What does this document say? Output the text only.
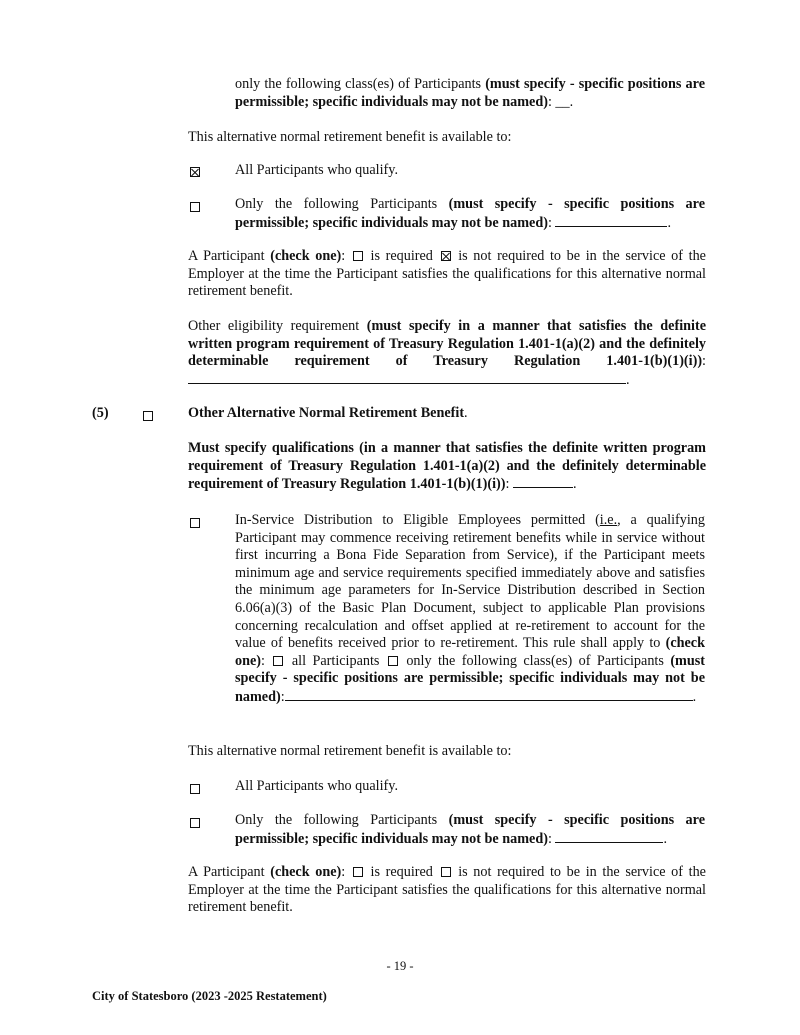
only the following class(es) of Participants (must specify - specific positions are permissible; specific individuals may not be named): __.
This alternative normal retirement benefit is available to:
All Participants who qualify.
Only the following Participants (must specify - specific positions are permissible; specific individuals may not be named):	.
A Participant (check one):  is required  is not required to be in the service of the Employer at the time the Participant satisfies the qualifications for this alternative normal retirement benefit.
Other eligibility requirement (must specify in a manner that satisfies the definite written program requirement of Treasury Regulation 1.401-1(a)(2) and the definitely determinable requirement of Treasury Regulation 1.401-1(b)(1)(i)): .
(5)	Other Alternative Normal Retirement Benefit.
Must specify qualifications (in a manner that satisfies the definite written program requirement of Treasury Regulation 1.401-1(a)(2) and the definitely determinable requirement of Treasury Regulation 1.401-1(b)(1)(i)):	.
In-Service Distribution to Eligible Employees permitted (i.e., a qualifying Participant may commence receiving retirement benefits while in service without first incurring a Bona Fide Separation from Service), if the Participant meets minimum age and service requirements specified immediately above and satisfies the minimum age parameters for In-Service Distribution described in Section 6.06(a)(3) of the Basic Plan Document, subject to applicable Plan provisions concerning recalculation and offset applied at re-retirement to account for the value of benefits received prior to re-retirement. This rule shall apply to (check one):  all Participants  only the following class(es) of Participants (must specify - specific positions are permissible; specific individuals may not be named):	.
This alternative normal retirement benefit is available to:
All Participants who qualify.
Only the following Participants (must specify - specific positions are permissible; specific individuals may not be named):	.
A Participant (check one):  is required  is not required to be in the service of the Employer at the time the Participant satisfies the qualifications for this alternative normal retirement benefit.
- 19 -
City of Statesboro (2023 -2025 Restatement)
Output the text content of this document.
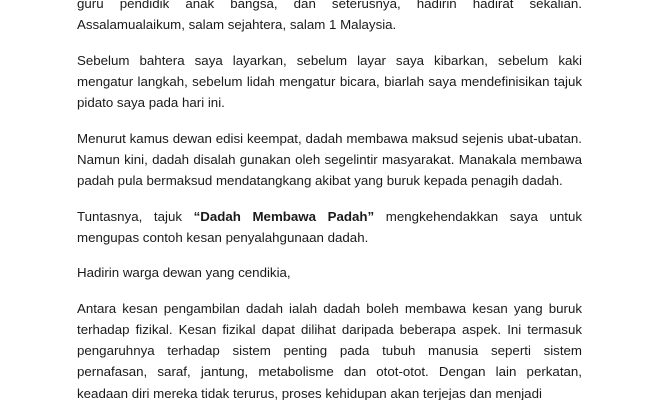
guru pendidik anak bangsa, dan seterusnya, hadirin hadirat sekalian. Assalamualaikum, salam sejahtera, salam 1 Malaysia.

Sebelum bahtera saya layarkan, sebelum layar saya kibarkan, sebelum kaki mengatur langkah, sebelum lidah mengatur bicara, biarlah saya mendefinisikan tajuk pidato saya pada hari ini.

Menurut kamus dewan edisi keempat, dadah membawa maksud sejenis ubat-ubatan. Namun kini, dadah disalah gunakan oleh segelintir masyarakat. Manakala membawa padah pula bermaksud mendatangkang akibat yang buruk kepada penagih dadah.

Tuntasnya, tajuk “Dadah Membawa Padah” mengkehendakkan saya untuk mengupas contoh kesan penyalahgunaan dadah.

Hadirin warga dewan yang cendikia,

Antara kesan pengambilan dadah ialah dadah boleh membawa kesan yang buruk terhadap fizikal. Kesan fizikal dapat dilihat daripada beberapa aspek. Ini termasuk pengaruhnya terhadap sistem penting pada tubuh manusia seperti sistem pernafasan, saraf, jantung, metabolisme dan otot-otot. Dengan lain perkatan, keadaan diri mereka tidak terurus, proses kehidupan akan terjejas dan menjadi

==============================

**Task brief:**
Scan the material above. Copy each line where "text" occurs.

**Solution to the exercise:**
What does this document say? Output the text only.
Output the text content of this document.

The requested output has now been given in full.